* [WHAT TO PRODUCE] Write the records out again, precisely as they stand.

■ ■ ■ ■ ■ ■ ■

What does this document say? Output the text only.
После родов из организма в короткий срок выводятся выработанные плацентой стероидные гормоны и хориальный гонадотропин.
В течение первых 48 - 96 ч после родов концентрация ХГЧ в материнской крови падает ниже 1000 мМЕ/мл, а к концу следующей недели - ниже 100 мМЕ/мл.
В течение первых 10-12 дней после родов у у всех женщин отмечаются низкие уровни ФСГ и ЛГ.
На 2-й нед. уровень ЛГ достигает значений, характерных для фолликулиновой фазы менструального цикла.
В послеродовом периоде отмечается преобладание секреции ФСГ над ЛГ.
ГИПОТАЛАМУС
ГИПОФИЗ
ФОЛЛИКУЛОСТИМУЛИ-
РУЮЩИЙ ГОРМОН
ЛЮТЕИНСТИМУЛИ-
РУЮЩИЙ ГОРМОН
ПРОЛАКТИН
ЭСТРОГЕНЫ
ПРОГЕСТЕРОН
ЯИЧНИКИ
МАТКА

■ ■ ■ ■ ■ ■ ■

* [OUTPUT FOR THIS EXERCISE]
What does this document say? Output the text only.
После родов из организма в короткий срок выводятся выработанные плацентой стероидные гормоны и хориальный гонадотропин.
В течение первых 48 - 96 ч после родов концентрация ХГЧ в материнской крови падает ниже 1000 мМЕ/мл, а к концу следующей недели - ниже 100 мМЕ/мл.
В течение первых 10-12 дней после родов у у всех женщин отмечаются низкие уровни ФСГ и ЛГ.
На 2-й нед. уровень ЛГ достигает значений, характерных для фолликулиновой фазы менструального цикла.
В послеродовом периоде отмечается преобладание секреции ФСГ над ЛГ.
ГИПОТАЛАМУС
ГИПОФИЗ
ФОЛЛИКУЛОСТИМУЛИ-
РУЮЩИЙ ГОРМОН
ЛЮТЕИНСТИМУЛИ-
РУЮЩИЙ ГОРМОН
ПРОЛАКТИН
ЭСТРОГЕНЫ
ПРОГЕСТЕРОН
ЯИЧНИКИ
МАТКА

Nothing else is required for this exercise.